Given instruction A :: In the passage on the Johnson ruling, what did the Supreme Court hold in Welch v. United States?

Source text ::
--------------------------------
In Johnson, the Supreme Court considered the constitutionality of the residual clause of the Armed Career Criminal Act of 1984, 18 U.S.C. § 924(e)(2)(B)(ii). See Johnson, 135 S. Ct. at 2555. Under the residual clause, the ACCA defined the term "violent felony" to include "any crime punishable by imprisonment for a term exceeding one year . . . that . . . involves conduct that presents a serious potential risk of physical injury to another." 18 U.S.C. § 924(e)(2)(B); accord Johnson, 135 S. Ct. at 2555-56. The Supreme Court held the provision void for vagueness, and, therefore, also held that "imposing an increased sentence under the residual clause of the Armed Career Criminal Act violates the Constitution's guarantee of due process." Johnson, 135 S. Ct. at 2563 ("We are convinced that the indeterminacy of the wide-ranging inquiry required by the residual clause both denies fair notice to defendants and invites arbitrary enforcement by judges. Increasing a defendant's sentence under the clause denies due process of law."). Subsequently, in Welch v. United States, 136 S. Ct. 1257, 1268 (2016), the Supreme Court held that "Johnson announced a substantive rule that has retroactive effect in cases on collateral review."
--------------------------------
Given instruction B :: From the records, copy word for word the lines between the one holding "- sender-name[interactable]: Nguyen" and the one holding "- sender-line: Nguyen", inclusive.

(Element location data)
--------------------------------
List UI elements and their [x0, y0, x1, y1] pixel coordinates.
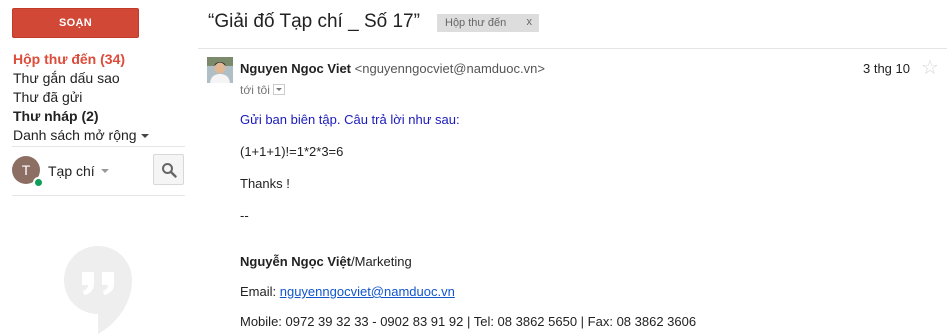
- sender-name[interactable]: Nguyen Ngoc Viet: [240, 61, 351, 76]
- signature-email-line: Email: nguyenngocviet@namduoc.vn: [240, 284, 455, 299]
- star-icon[interactable]: ☆: [921, 58, 939, 78]
- recipient-text: tới tôi: [240, 83, 270, 97]
- chat-divider: [12, 195, 185, 196]
- chevron-down-icon[interactable]: [101, 169, 109, 173]
- signature-email-label: Email:: [240, 284, 280, 299]
- sender-line: Nguyen Ngoc Viet <nguyenngocviet@namduoc…: [240, 61, 545, 76]
- hangouts-icon: [64, 246, 132, 334]
- label-chip-text: Hộp thư đến: [445, 17, 507, 29]
- sidebar-item-starred[interactable]: Thư gắn dấu sao: [13, 69, 185, 88]
- sender-email: <nguyenngocviet@namduoc.vn>: [354, 61, 545, 76]
- remove-label-button[interactable]: x: [527, 16, 533, 28]
- sidebar-item-sent[interactable]: Thư đã gửi: [13, 88, 185, 107]
- body-greeting: Gửi ban biên tập. Câu trả lời như sau:: [240, 112, 460, 127]
- person-icon: [207, 57, 233, 83]
- signature-phone-line: Mobile: 0972 39 32 33 - 0902 83 91 92 | …: [240, 314, 697, 329]
- sidebar-item-drafts[interactable]: Thư nháp (2): [13, 107, 185, 126]
- signature-line: Nguyễn Ngọc Việt/Marketing: [240, 254, 412, 269]
- signature-title: /Marketing: [351, 254, 412, 269]
- signature-email-link[interactable]: nguyenngocviet@namduoc.vn: [280, 284, 455, 299]
- sidebar-nav: Hộp thư đến (34) Thư gắn dấu sao Thư đã …: [13, 50, 185, 145]
- compose-button[interactable]: SOẠN: [12, 8, 139, 38]
- sidebar-item-more-label: Danh sách mở rộng: [13, 127, 137, 143]
- message-date: 3 thg 10: [863, 61, 910, 76]
- online-status-icon: [33, 177, 44, 188]
- recipient-line: tới tôi: [240, 83, 285, 97]
- sidebar-item-inbox[interactable]: Hộp thư đến (34): [13, 50, 185, 69]
- header-divider: [198, 48, 947, 49]
- show-details-button[interactable]: [272, 84, 285, 96]
- signature-separator: --: [240, 208, 249, 223]
- thread-subject: “Giải đố Tạp chí _ Số 17”: [208, 11, 420, 32]
- chat-status-row: T Tạp chí: [12, 154, 185, 188]
- signature-name: Nguyễn Ngọc Việt: [240, 254, 352, 269]
- search-people-button[interactable]: [153, 154, 184, 185]
- sidebar-divider: [12, 146, 185, 147]
- sidebar-item-more[interactable]: Danh sách mở rộng: [13, 126, 185, 145]
- sender-avatar: [207, 57, 233, 83]
- label-chip-inbox[interactable]: Hộp thư đến x: [437, 14, 539, 32]
- chat-user-name[interactable]: Tạp chí: [48, 163, 95, 179]
- body-answer: (1+1+1)!=1*2*3=6: [240, 144, 344, 159]
- search-icon: [161, 162, 177, 178]
- body-thanks: Thanks !: [240, 176, 290, 191]
- chevron-down-icon: [140, 134, 149, 139]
--------------------------------
Complete answer A :: It held that Johnson announced a substantive rule that has retroactive effect in cases on collateral review.

Complete answer B ::
- sender-name[interactable]: Nguyen Ngoc Viet: [240, 61, 351, 76]
- signature-email-line: Email: nguyenngocviet@namduoc.vn: [240, 284, 455, 299]
- star-icon[interactable]: ☆: [921, 58, 939, 78]
- recipient-text: tới tôi: [240, 83, 270, 97]
- chat-divider: [12, 195, 185, 196]
- chevron-down-icon[interactable]: [101, 169, 109, 173]
- signature-email-label: Email:: [240, 284, 280, 299]
- sender-line: Nguyen Ngoc Viet <nguyenngocviet@namduoc…: [240, 61, 545, 76]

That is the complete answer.